Transcribe the material in full, exactly as written.

[Stored entries]
# # #
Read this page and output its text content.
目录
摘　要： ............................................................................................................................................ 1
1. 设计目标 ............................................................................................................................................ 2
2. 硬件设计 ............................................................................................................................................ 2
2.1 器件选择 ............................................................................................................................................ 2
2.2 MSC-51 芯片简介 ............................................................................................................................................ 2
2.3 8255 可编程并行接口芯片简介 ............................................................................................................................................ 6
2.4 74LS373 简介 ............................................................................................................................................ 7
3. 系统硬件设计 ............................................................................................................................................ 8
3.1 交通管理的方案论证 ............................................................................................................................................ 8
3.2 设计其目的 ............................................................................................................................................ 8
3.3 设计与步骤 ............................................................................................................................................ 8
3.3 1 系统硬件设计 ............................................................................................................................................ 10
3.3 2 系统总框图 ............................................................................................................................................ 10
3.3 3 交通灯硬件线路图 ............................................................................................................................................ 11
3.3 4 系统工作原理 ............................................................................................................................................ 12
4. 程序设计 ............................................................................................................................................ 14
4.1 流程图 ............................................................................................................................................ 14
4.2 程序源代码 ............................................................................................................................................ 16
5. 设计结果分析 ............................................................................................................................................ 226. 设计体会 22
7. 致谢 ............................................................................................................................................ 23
# # #
RESPONSE TO THIS EXERCISE
Read this page and output its text content.
目录
摘　要： ............................................................................................................................................ 1
1. 设计目标 ............................................................................................................................................ 2
2. 硬件设计 ............................................................................................................................................ 2
2.1 器件选择 ............................................................................................................................................ 2
2.2 MSC-51 芯片简介 ............................................................................................................................................ 2
2.3 8255 可编程并行接口芯片简介 ............................................................................................................................................ 6
2.4 74LS373 简介 ............................................................................................................................................ 7
3. 系统硬件设计 ............................................................................................................................................ 8
3.1 交通管理的方案论证 ............................................................................................................................................ 8
3.2 设计其目的 ............................................................................................................................................ 8
3.3 设计与步骤 ............................................................................................................................................ 8
3.3 1 系统硬件设计 ............................................................................................................................................ 10
3.3 2 系统总框图 ............................................................................................................................................ 10
3.3 3 交通灯硬件线路图 ............................................................................................................................................ 11
3.3 4 系统工作原理 ............................................................................................................................................ 12
4. 程序设计 ............................................................................................................................................ 14
4.1 流程图 ............................................................................................................................................ 14
4.2 程序源代码 ............................................................................................................................................ 16
5. 设计结果分析 ............................................................................................................................................ 226. 设计体会 22
7. 致谢 ............................................................................................................................................ 23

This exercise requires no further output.